# START OF Data supplied
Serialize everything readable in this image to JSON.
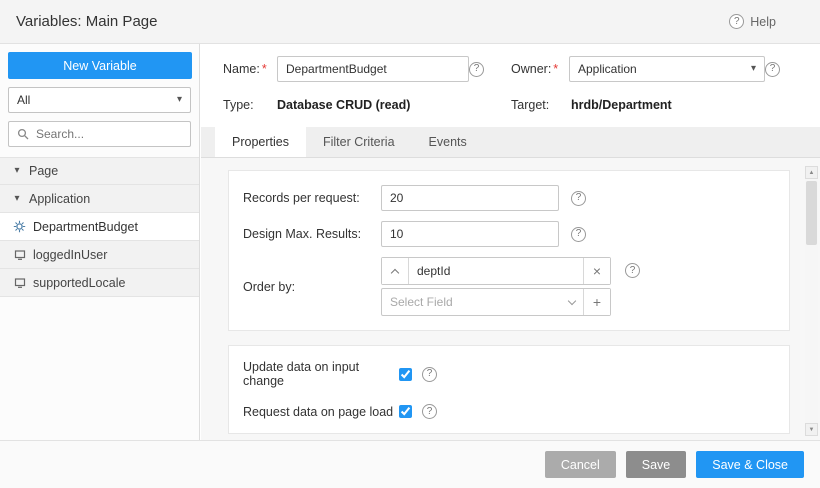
{
  "header": {
    "title": "Variables: Main Page",
    "help_label": "Help"
  },
  "sidebar": {
    "new_variable_label": "New Variable",
    "filter_selected": "All",
    "search_placeholder": "Search...",
    "tree": {
      "groups": [
        {
          "label": "Page"
        },
        {
          "label": "Application"
        }
      ],
      "items": [
        {
          "label": "DepartmentBudget",
          "selected": true
        },
        {
          "label": "loggedInUser",
          "selected": false
        },
        {
          "label": "supportedLocale",
          "selected": false
        }
      ]
    }
  },
  "form": {
    "required_marker": "*",
    "name_label": "Name:",
    "name_value": "DepartmentBudget",
    "owner_label": "Owner:",
    "owner_value": "Application",
    "type_label": "Type:",
    "type_value": "Database CRUD (read)",
    "target_label": "Target:",
    "target_value": "hrdb/Department"
  },
  "tabs": {
    "properties": "Properties",
    "filter_criteria": "Filter Criteria",
    "events": "Events"
  },
  "properties_panel": {
    "records_per_request_label": "Records per request:",
    "records_per_request_value": "20",
    "design_max_results_label": "Design Max. Results:",
    "design_max_results_value": "10",
    "order_by_label": "Order by:",
    "order_by_field": "deptId",
    "select_field_placeholder": "Select Field",
    "update_data_label": "Update data on input change",
    "update_data_checked": true,
    "request_data_label": "Request data on page load",
    "request_data_checked": true
  },
  "footer": {
    "cancel_label": "Cancel",
    "save_label": "Save",
    "save_close_label": "Save & Close"
  },
  "icons": {
    "question": "?",
    "caret_down": "▾",
    "triangle_up": "▲",
    "triangle_down": "▼",
    "close": "×",
    "plus": "+"
  },
  "colors": {
    "accent": "#2196f3",
    "required": "#e53935"
  }
}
# END OF Data supplied
_Problem_:
The data above should be repeated exactly, minus any pictures.

_Solution to this problem_:
Serialize everything readable in this image to JSON.
{
  "header": {
    "title": "Variables: Main Page",
    "help_label": "Help"
  },
  "sidebar": {
    "new_variable_label": "New Variable",
    "filter_selected": "All",
    "search_placeholder": "Search...",
    "tree": {
      "groups": [
        {
          "label": "Page"
        },
        {
          "label": "Application"
        }
      ],
      "items": [
        {
          "label": "DepartmentBudget",
          "selected": true
        },
        {
          "label": "loggedInUser",
          "selected": false
        },
        {
          "label": "supportedLocale",
          "selected": false
        }
      ]
    }
  },
  "form": {
    "required_marker": "*",
    "name_label": "Name:",
    "name_value": "DepartmentBudget",
    "owner_label": "Owner:",
    "owner_value": "Application",
    "type_label": "Type:",
    "type_value": "Database CRUD (read)",
    "target_label": "Target:",
    "target_value": "hrdb/Department"
  },
  "tabs": {
    "properties": "Properties",
    "filter_criteria": "Filter Criteria",
    "events": "Events"
  },
  "properties_panel": {
    "records_per_request_label": "Records per request:",
    "records_per_request_value": "20",
    "design_max_results_label": "Design Max. Results:",
    "design_max_results_value": "10",
    "order_by_label": "Order by:",
    "order_by_field": "deptId",
    "select_field_placeholder": "Select Field",
    "update_data_label": "Update data on input change",
    "update_data_checked": true,
    "request_data_label": "Request data on page load",
    "request_data_checked": true
  },
  "footer": {
    "cancel_label": "Cancel",
    "save_label": "Save",
    "save_close_label": "Save & Close"
  },
  "icons": {
    "question": "?",
    "caret_down": "▾",
    "triangle_up": "▲",
    "triangle_down": "▼",
    "close": "×",
    "plus": "+"
  },
  "colors": {
    "accent": "#2196f3",
    "required": "#e53935"
  }
}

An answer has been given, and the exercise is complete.